Document text:
_ _ _ _ _ _ _
Electric vehicles (EVs) are gaining ground in the automotive market, but many buyers are shocked by how quickly these cars lose value. According to recent studies, EVs lose up to 58.8% of their value within five years—a much higher drop than traditional gas-powered cars.
In this article, you’ll learn:
- How EV depreciation compares to gas and diesel vehicles
- Which EVs hold or lose value the fastest
- The 5 main reasons EVs depreciate quicker
- What this trend means for buyers and car dealerships
- If resale values are improving in today’s market
By the end, you’ll understand the full picture behind EV resale trends—and whether it’s the right time to buy, sell, or stock used electric cars.
Bonus Resource: Check out the top 10 fastest depreciating cars in the U.S. for even more data on vehicle value loss.
What Is EV Depreciation?
Vehicle depreciation is the amount of value a car loses over time. All cars depreciate, but electric vehicles now lose more value than any other segment in the auto industry.
A new iSeeCars study (March 2025) found that EVs lose an average of 58.8% of their value within five years. That’s far higher than:
- Gas and diesel cars (around 45.6%)
- Hybrids (40.7%)
- Trucks (40.4%)
How It Compares to Traditional Vehicles
- EVs depreciate fast in part due to battery life concerns and rapid tech changes.
- ICE vehicles (gas/diesel) follow a more gradual curve and hold value longer.
- Hybrids have become a standout in value retention thanks to reliability and fuel efficiency.
_ _ _ _ _ _ _
Supplied entries:

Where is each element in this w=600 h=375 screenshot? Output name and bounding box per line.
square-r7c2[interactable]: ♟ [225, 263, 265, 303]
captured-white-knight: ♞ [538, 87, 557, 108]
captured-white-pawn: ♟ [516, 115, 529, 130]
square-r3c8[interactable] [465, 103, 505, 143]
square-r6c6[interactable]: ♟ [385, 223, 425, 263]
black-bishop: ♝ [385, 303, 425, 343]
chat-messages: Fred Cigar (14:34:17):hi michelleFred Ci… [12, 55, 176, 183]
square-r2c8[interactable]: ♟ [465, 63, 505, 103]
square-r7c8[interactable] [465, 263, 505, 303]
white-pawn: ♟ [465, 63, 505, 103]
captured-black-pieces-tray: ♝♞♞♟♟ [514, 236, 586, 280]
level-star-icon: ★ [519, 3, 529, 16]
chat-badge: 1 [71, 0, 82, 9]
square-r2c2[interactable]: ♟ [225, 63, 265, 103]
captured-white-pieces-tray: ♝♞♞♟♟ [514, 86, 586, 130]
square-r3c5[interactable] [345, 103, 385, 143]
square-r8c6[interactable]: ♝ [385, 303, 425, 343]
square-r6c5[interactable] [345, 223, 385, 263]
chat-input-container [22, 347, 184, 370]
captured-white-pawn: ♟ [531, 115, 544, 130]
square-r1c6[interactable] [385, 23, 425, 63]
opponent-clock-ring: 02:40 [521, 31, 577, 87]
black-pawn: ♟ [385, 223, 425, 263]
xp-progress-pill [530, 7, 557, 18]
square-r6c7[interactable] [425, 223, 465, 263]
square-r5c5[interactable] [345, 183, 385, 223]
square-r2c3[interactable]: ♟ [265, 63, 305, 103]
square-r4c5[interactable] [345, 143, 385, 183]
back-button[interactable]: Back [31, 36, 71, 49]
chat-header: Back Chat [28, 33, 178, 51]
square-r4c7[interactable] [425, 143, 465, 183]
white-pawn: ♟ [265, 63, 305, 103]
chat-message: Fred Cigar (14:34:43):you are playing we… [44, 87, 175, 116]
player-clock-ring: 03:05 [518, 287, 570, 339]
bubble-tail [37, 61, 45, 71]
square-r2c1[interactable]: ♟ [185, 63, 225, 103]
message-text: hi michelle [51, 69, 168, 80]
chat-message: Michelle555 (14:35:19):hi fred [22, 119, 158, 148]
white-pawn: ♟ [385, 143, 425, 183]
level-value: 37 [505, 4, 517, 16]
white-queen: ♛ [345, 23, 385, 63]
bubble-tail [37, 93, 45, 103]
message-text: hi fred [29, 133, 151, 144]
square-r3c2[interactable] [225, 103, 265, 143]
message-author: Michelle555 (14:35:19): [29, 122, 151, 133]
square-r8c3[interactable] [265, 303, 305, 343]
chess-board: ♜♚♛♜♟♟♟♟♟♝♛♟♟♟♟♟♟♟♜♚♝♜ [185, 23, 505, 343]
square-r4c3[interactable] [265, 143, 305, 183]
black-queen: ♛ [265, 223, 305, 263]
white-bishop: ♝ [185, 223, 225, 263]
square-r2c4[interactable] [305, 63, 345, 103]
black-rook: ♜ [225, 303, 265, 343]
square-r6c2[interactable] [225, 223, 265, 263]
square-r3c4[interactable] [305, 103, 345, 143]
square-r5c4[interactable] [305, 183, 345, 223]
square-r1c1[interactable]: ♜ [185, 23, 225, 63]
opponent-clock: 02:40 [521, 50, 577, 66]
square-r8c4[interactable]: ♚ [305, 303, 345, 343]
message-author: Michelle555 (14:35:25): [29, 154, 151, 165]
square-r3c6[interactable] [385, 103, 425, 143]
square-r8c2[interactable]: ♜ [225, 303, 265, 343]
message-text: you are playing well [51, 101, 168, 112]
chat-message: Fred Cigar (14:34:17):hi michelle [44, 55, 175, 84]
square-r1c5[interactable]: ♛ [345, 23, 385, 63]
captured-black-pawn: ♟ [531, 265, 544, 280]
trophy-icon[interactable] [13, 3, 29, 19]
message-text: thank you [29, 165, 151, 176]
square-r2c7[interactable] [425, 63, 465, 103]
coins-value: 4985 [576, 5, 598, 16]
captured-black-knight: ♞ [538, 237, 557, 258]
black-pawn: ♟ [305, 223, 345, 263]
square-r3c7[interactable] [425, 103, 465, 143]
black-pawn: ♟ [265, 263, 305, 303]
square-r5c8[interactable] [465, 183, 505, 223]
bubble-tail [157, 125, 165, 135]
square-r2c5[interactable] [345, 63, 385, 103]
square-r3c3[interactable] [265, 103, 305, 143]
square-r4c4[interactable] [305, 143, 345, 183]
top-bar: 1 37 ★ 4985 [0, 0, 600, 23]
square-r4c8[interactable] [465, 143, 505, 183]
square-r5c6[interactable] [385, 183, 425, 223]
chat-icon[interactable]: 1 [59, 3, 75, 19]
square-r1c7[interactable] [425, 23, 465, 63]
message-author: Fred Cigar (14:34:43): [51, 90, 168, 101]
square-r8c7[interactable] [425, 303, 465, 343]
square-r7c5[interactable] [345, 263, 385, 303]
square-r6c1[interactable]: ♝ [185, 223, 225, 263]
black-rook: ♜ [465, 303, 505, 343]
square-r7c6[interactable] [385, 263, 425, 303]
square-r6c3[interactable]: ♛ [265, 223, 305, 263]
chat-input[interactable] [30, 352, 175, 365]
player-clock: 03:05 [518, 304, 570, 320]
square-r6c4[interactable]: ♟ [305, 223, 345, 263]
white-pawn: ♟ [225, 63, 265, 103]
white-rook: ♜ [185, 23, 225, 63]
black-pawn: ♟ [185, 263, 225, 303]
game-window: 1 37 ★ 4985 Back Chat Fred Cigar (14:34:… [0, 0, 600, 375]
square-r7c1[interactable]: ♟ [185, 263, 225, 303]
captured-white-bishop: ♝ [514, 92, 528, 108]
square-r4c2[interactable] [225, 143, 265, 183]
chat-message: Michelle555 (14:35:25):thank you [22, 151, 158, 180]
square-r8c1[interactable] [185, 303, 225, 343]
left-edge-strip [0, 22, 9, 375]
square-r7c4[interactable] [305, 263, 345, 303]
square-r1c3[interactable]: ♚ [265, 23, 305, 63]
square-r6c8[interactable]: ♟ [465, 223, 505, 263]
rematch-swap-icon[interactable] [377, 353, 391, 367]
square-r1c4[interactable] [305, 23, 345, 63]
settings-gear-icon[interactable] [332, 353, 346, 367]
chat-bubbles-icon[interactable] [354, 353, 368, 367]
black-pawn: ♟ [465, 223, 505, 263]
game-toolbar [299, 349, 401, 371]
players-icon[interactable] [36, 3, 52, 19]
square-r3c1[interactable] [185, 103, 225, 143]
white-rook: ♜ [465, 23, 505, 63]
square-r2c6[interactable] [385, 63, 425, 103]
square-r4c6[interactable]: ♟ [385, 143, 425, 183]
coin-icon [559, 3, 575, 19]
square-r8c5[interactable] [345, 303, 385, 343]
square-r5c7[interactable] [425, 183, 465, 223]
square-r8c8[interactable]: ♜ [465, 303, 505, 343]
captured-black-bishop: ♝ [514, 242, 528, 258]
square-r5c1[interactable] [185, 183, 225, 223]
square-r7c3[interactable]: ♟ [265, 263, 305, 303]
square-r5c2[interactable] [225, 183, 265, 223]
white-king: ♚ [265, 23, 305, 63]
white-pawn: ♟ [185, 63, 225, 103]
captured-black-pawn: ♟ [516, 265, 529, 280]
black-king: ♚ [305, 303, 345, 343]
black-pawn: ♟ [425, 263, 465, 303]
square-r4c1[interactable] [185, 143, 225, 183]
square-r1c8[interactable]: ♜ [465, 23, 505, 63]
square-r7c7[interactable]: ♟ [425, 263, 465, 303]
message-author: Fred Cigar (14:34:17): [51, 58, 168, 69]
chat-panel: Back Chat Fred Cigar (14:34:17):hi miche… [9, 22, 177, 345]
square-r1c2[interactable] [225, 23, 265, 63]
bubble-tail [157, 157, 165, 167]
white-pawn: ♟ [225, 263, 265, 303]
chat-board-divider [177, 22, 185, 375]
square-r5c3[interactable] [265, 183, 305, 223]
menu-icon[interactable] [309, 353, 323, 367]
_ _ _ _ _ _ _
Direction 1: In two sentences, summarize the article on EV depreciation.
Direction 2: Reproduce the article on EV depreciation word for word from "What Is EV Depreciation?" to "cars (around 45.6%)".
The data after the text is separate material.

Reply 1: Electric vehicles now lose more value than any other segment in the auto industry, with a March 2025 iSeeCars study finding an average loss of 58.8% within five years. That is far higher than the drop for gas and diesel cars (around 45.6%), hybrids (40.7%) and trucks (40.4%), and EVs depreciate fast in part due to battery life concerns and rapid tech changes.

Reply 2:
What Is EV Depreciation?
Vehicle depreciation is the amount of value a car loses over time. All cars depreciate, but electric vehicles now lose more value than any other segment in the auto industry.
A new iSeeCars study (March 2025) found that EVs lose an average of 58.8% of their value within five years. That’s far higher than:
- Gas and diesel cars (around 45.6%)